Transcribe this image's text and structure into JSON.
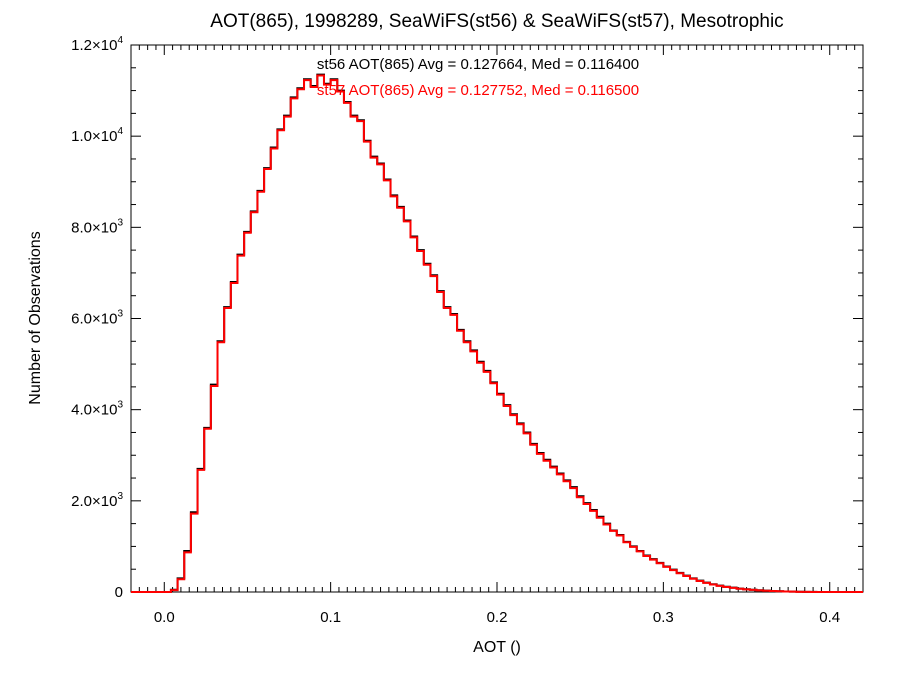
{
  "chart_data": {
    "type": "line",
    "step": true,
    "title": "AOT(865), 1998289, SeaWiFS(st56) & SeaWiFS(st57), Mesotrophic",
    "xlabel": "AOT ()",
    "ylabel": "Number of Observations",
    "xlim": [
      -0.02,
      0.42
    ],
    "ylim": [
      0,
      12000
    ],
    "x_ticks": [
      {
        "value": 0.0,
        "label": "0.0"
      },
      {
        "value": 0.1,
        "label": "0.1"
      },
      {
        "value": 0.2,
        "label": "0.2"
      },
      {
        "value": 0.3,
        "label": "0.3"
      },
      {
        "value": 0.4,
        "label": "0.4"
      }
    ],
    "y_ticks": [
      {
        "value": 0,
        "mantissa": "0",
        "exp": ""
      },
      {
        "value": 2000,
        "mantissa": "2.0×10",
        "exp": "3"
      },
      {
        "value": 4000,
        "mantissa": "4.0×10",
        "exp": "3"
      },
      {
        "value": 6000,
        "mantissa": "6.0×10",
        "exp": "3"
      },
      {
        "value": 8000,
        "mantissa": "8.0×10",
        "exp": "3"
      },
      {
        "value": 10000,
        "mantissa": "1.0×10",
        "exp": "4"
      },
      {
        "value": 12000,
        "mantissa": "1.2×10",
        "exp": "4"
      }
    ],
    "grid": false,
    "series": [
      {
        "name": "st56",
        "label": "st56 AOT(865) Avg = 0.127664, Med = 0.116400",
        "color": "#000000",
        "x": [
          -0.02,
          0.0,
          0.004,
          0.008,
          0.012,
          0.016,
          0.02,
          0.024,
          0.028,
          0.032,
          0.036,
          0.04,
          0.044,
          0.048,
          0.052,
          0.056,
          0.06,
          0.064,
          0.068,
          0.072,
          0.076,
          0.08,
          0.084,
          0.088,
          0.092,
          0.096,
          0.1,
          0.104,
          0.108,
          0.112,
          0.116,
          0.12,
          0.124,
          0.128,
          0.132,
          0.136,
          0.14,
          0.144,
          0.148,
          0.152,
          0.156,
          0.16,
          0.164,
          0.168,
          0.172,
          0.176,
          0.18,
          0.184,
          0.188,
          0.192,
          0.196,
          0.2,
          0.204,
          0.208,
          0.212,
          0.216,
          0.22,
          0.224,
          0.228,
          0.232,
          0.236,
          0.24,
          0.244,
          0.248,
          0.252,
          0.256,
          0.26,
          0.264,
          0.268,
          0.272,
          0.276,
          0.28,
          0.284,
          0.288,
          0.292,
          0.296,
          0.3,
          0.304,
          0.308,
          0.312,
          0.316,
          0.32,
          0.324,
          0.328,
          0.332,
          0.336,
          0.34,
          0.344,
          0.348,
          0.352,
          0.356,
          0.36,
          0.364,
          0.368,
          0.372,
          0.376,
          0.38,
          0.384,
          0.388,
          0.392,
          0.396,
          0.4,
          0.42
        ],
        "y": [
          0,
          0,
          50,
          300,
          900,
          1750,
          2700,
          3600,
          4550,
          5500,
          6250,
          6800,
          7400,
          7900,
          8350,
          8800,
          9300,
          9750,
          10150,
          10450,
          10850,
          11050,
          11250,
          11100,
          11350,
          11150,
          11250,
          11000,
          10750,
          10450,
          10350,
          9900,
          9550,
          9400,
          9050,
          8700,
          8450,
          8150,
          7800,
          7500,
          7200,
          6950,
          6600,
          6250,
          6100,
          5750,
          5500,
          5300,
          5050,
          4850,
          4600,
          4350,
          4100,
          3900,
          3700,
          3500,
          3250,
          3050,
          2900,
          2750,
          2600,
          2450,
          2300,
          2100,
          1950,
          1800,
          1650,
          1500,
          1350,
          1250,
          1100,
          1000,
          900,
          800,
          720,
          640,
          560,
          490,
          420,
          360,
          300,
          250,
          205,
          170,
          140,
          115,
          95,
          75,
          60,
          48,
          38,
          30,
          23,
          17,
          12,
          8,
          5,
          3,
          2,
          1,
          0,
          0,
          0
        ]
      },
      {
        "name": "st57",
        "label": "st57 AOT(865) Avg = 0.127752, Med = 0.116500",
        "color": "#ff0000",
        "x": [
          -0.02,
          0.0,
          0.004,
          0.008,
          0.012,
          0.016,
          0.02,
          0.024,
          0.028,
          0.032,
          0.036,
          0.04,
          0.044,
          0.048,
          0.052,
          0.056,
          0.06,
          0.064,
          0.068,
          0.072,
          0.076,
          0.08,
          0.084,
          0.088,
          0.092,
          0.096,
          0.1,
          0.104,
          0.108,
          0.112,
          0.116,
          0.12,
          0.124,
          0.128,
          0.132,
          0.136,
          0.14,
          0.144,
          0.148,
          0.152,
          0.156,
          0.16,
          0.164,
          0.168,
          0.172,
          0.176,
          0.18,
          0.184,
          0.188,
          0.192,
          0.196,
          0.2,
          0.204,
          0.208,
          0.212,
          0.216,
          0.22,
          0.224,
          0.228,
          0.232,
          0.236,
          0.24,
          0.244,
          0.248,
          0.252,
          0.256,
          0.26,
          0.264,
          0.268,
          0.272,
          0.276,
          0.28,
          0.284,
          0.288,
          0.292,
          0.296,
          0.3,
          0.304,
          0.308,
          0.312,
          0.316,
          0.32,
          0.324,
          0.328,
          0.332,
          0.336,
          0.34,
          0.344,
          0.348,
          0.352,
          0.356,
          0.36,
          0.364,
          0.368,
          0.372,
          0.376,
          0.38,
          0.384,
          0.388,
          0.392,
          0.396,
          0.4,
          0.42
        ],
        "y": [
          0,
          0,
          40,
          280,
          870,
          1720,
          2680,
          3580,
          4520,
          5480,
          6230,
          6780,
          7380,
          7880,
          8330,
          8780,
          9280,
          9730,
          10130,
          10430,
          10830,
          11030,
          11230,
          11080,
          11330,
          11130,
          11230,
          10980,
          10730,
          10430,
          10330,
          9880,
          9530,
          9380,
          9030,
          8680,
          8430,
          8130,
          7780,
          7480,
          7180,
          6930,
          6580,
          6230,
          6080,
          5730,
          5480,
          5280,
          5030,
          4830,
          4580,
          4330,
          4080,
          3880,
          3680,
          3480,
          3230,
          3030,
          2880,
          2730,
          2580,
          2430,
          2280,
          2080,
          1930,
          1780,
          1630,
          1480,
          1340,
          1240,
          1090,
          990,
          890,
          790,
          710,
          630,
          550,
          480,
          410,
          350,
          290,
          240,
          200,
          165,
          135,
          110,
          90,
          72,
          58,
          46,
          36,
          28,
          22,
          16,
          11,
          7,
          4,
          2,
          1,
          0,
          0,
          0,
          0
        ]
      }
    ]
  }
}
------------------------------
Tally every line of the listing that holds the string "value", then give the number by itself.

Task answer
12